→ Stated exercise
Reproduce every entry that follows word for word, but omit the images.

>> Start Records for this exercise

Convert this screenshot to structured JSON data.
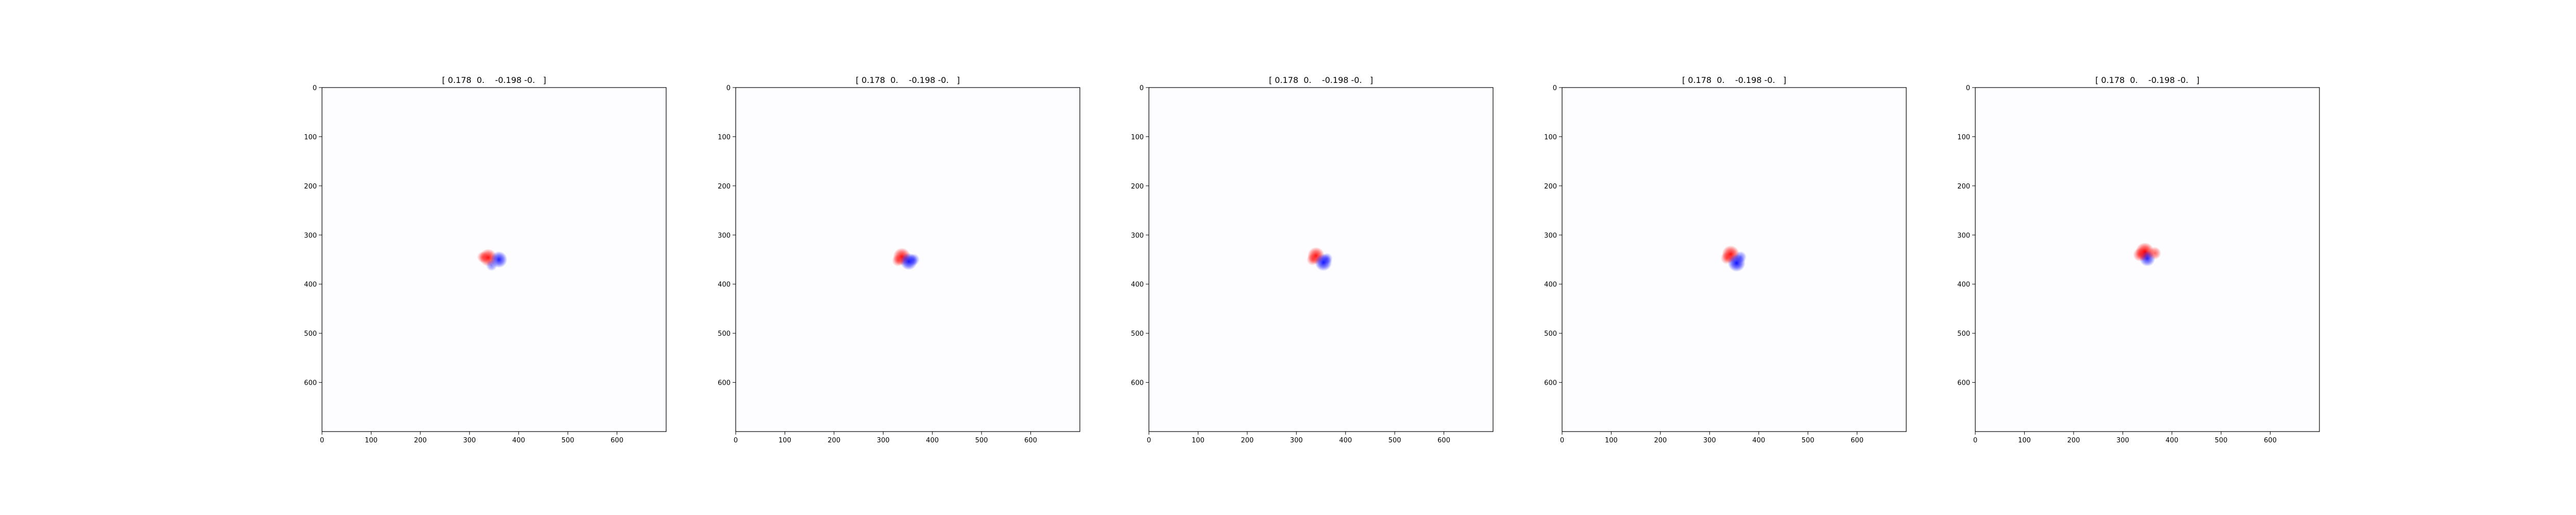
{
  "chart_data": [
    {
      "type": "heatmap",
      "title": "[ 0.178  0.    -0.198 -0.   ]",
      "xlabel": "",
      "ylabel": "",
      "xlim": [
        0,
        700
      ],
      "ylim": [
        700,
        0
      ],
      "x_ticks": [
        "0",
        "100",
        "200",
        "300",
        "400",
        "500",
        "600"
      ],
      "y_ticks": [
        "0",
        "100",
        "200",
        "300",
        "400",
        "500",
        "600"
      ],
      "grid": false,
      "colormap": "bwr",
      "blobs": [
        {
          "x": 338,
          "y": 346,
          "value": 0.9
        },
        {
          "x": 360,
          "y": 350,
          "value": -0.8
        },
        {
          "x": 327,
          "y": 345,
          "value": 0.25
        },
        {
          "x": 345,
          "y": 362,
          "value": -0.2
        }
      ]
    },
    {
      "type": "heatmap",
      "title": "[ 0.178  0.    -0.198 -0.   ]",
      "xlabel": "",
      "ylabel": "",
      "xlim": [
        0,
        700
      ],
      "ylim": [
        700,
        0
      ],
      "x_ticks": [
        "0",
        "100",
        "200",
        "300",
        "400",
        "500",
        "600"
      ],
      "y_ticks": [
        "0",
        "100",
        "200",
        "300",
        "400",
        "500",
        "600"
      ],
      "grid": false,
      "colormap": "bwr",
      "blobs": [
        {
          "x": 338,
          "y": 344,
          "value": 0.9
        },
        {
          "x": 352,
          "y": 354,
          "value": -0.85
        },
        {
          "x": 330,
          "y": 352,
          "value": 0.3
        },
        {
          "x": 362,
          "y": 350,
          "value": -0.3
        }
      ]
    },
    {
      "type": "heatmap",
      "title": "[ 0.178  0.    -0.198 -0.   ]",
      "xlabel": "",
      "ylabel": "",
      "xlim": [
        0,
        700
      ],
      "ylim": [
        700,
        0
      ],
      "x_ticks": [
        "0",
        "100",
        "200",
        "300",
        "400",
        "500",
        "600"
      ],
      "y_ticks": [
        "0",
        "100",
        "200",
        "300",
        "400",
        "500",
        "600"
      ],
      "grid": false,
      "colormap": "bwr",
      "blobs": [
        {
          "x": 340,
          "y": 342,
          "value": 0.85
        },
        {
          "x": 355,
          "y": 356,
          "value": -0.85
        },
        {
          "x": 333,
          "y": 350,
          "value": 0.3
        },
        {
          "x": 362,
          "y": 348,
          "value": -0.25
        }
      ]
    },
    {
      "type": "heatmap",
      "title": "[ 0.178  0.    -0.198 -0.   ]",
      "xlabel": "",
      "ylabel": "",
      "xlim": [
        0,
        700
      ],
      "ylim": [
        700,
        0
      ],
      "x_ticks": [
        "0",
        "100",
        "200",
        "300",
        "400",
        "500",
        "600"
      ],
      "y_ticks": [
        "0",
        "100",
        "200",
        "300",
        "400",
        "500",
        "600"
      ],
      "grid": false,
      "colormap": "bwr",
      "blobs": [
        {
          "x": 343,
          "y": 339,
          "value": 0.9
        },
        {
          "x": 355,
          "y": 357,
          "value": -0.9
        },
        {
          "x": 335,
          "y": 347,
          "value": 0.35
        },
        {
          "x": 363,
          "y": 345,
          "value": -0.3
        }
      ]
    },
    {
      "type": "heatmap",
      "title": "[ 0.178  0.    -0.198 -0.   ]",
      "xlabel": "",
      "ylabel": "",
      "xlim": [
        0,
        700
      ],
      "ylim": [
        700,
        0
      ],
      "x_ticks": [
        "0",
        "100",
        "200",
        "300",
        "400",
        "500",
        "600"
      ],
      "y_ticks": [
        "0",
        "100",
        "200",
        "300",
        "400",
        "500",
        "600"
      ],
      "grid": false,
      "colormap": "bwr",
      "blobs": [
        {
          "x": 345,
          "y": 334,
          "value": 1.0
        },
        {
          "x": 350,
          "y": 348,
          "value": -0.7
        },
        {
          "x": 335,
          "y": 340,
          "value": 0.5
        },
        {
          "x": 365,
          "y": 337,
          "value": 0.4
        }
      ]
    }
  ],
  "colors": {
    "positive": "#ff0000",
    "negative": "#0000ff",
    "axis": "#000000",
    "background": "#fdfdff"
  }
}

>> End Records for this exercise

→ In response
Convert this screenshot to structured JSON data.
{
  "chart_data": [
    {
      "type": "heatmap",
      "title": "[ 0.178  0.    -0.198 -0.   ]",
      "xlabel": "",
      "ylabel": "",
      "xlim": [
        0,
        700
      ],
      "ylim": [
        700,
        0
      ],
      "x_ticks": [
        "0",
        "100",
        "200",
        "300",
        "400",
        "500",
        "600"
      ],
      "y_ticks": [
        "0",
        "100",
        "200",
        "300",
        "400",
        "500",
        "600"
      ],
      "grid": false,
      "colormap": "bwr",
      "blobs": [
        {
          "x": 338,
          "y": 346,
          "value": 0.9
        },
        {
          "x": 360,
          "y": 350,
          "value": -0.8
        },
        {
          "x": 327,
          "y": 345,
          "value": 0.25
        },
        {
          "x": 345,
          "y": 362,
          "value": -0.2
        }
      ]
    },
    {
      "type": "heatmap",
      "title": "[ 0.178  0.    -0.198 -0.   ]",
      "xlabel": "",
      "ylabel": "",
      "xlim": [
        0,
        700
      ],
      "ylim": [
        700,
        0
      ],
      "x_ticks": [
        "0",
        "100",
        "200",
        "300",
        "400",
        "500",
        "600"
      ],
      "y_ticks": [
        "0",
        "100",
        "200",
        "300",
        "400",
        "500",
        "600"
      ],
      "grid": false,
      "colormap": "bwr",
      "blobs": [
        {
          "x": 338,
          "y": 344,
          "value": 0.9
        },
        {
          "x": 352,
          "y": 354,
          "value": -0.85
        },
        {
          "x": 330,
          "y": 352,
          "value": 0.3
        },
        {
          "x": 362,
          "y": 350,
          "value": -0.3
        }
      ]
    },
    {
      "type": "heatmap",
      "title": "[ 0.178  0.    -0.198 -0.   ]",
      "xlabel": "",
      "ylabel": "",
      "xlim": [
        0,
        700
      ],
      "ylim": [
        700,
        0
      ],
      "x_ticks": [
        "0",
        "100",
        "200",
        "300",
        "400",
        "500",
        "600"
      ],
      "y_ticks": [
        "0",
        "100",
        "200",
        "300",
        "400",
        "500",
        "600"
      ],
      "grid": false,
      "colormap": "bwr",
      "blobs": [
        {
          "x": 340,
          "y": 342,
          "value": 0.85
        },
        {
          "x": 355,
          "y": 356,
          "value": -0.85
        },
        {
          "x": 333,
          "y": 350,
          "value": 0.3
        },
        {
          "x": 362,
          "y": 348,
          "value": -0.25
        }
      ]
    },
    {
      "type": "heatmap",
      "title": "[ 0.178  0.    -0.198 -0.   ]",
      "xlabel": "",
      "ylabel": "",
      "xlim": [
        0,
        700
      ],
      "ylim": [
        700,
        0
      ],
      "x_ticks": [
        "0",
        "100",
        "200",
        "300",
        "400",
        "500",
        "600"
      ],
      "y_ticks": [
        "0",
        "100",
        "200",
        "300",
        "400",
        "500",
        "600"
      ],
      "grid": false,
      "colormap": "bwr",
      "blobs": [
        {
          "x": 343,
          "y": 339,
          "value": 0.9
        },
        {
          "x": 355,
          "y": 357,
          "value": -0.9
        },
        {
          "x": 335,
          "y": 347,
          "value": 0.35
        },
        {
          "x": 363,
          "y": 345,
          "value": -0.3
        }
      ]
    },
    {
      "type": "heatmap",
      "title": "[ 0.178  0.    -0.198 -0.   ]",
      "xlabel": "",
      "ylabel": "",
      "xlim": [
        0,
        700
      ],
      "ylim": [
        700,
        0
      ],
      "x_ticks": [
        "0",
        "100",
        "200",
        "300",
        "400",
        "500",
        "600"
      ],
      "y_ticks": [
        "0",
        "100",
        "200",
        "300",
        "400",
        "500",
        "600"
      ],
      "grid": false,
      "colormap": "bwr",
      "blobs": [
        {
          "x": 345,
          "y": 334,
          "value": 1.0
        },
        {
          "x": 350,
          "y": 348,
          "value": -0.7
        },
        {
          "x": 335,
          "y": 340,
          "value": 0.5
        },
        {
          "x": 365,
          "y": 337,
          "value": 0.4
        }
      ]
    }
  ],
  "colors": {
    "positive": "#ff0000",
    "negative": "#0000ff",
    "axis": "#000000",
    "background": "#fdfdff"
  }
}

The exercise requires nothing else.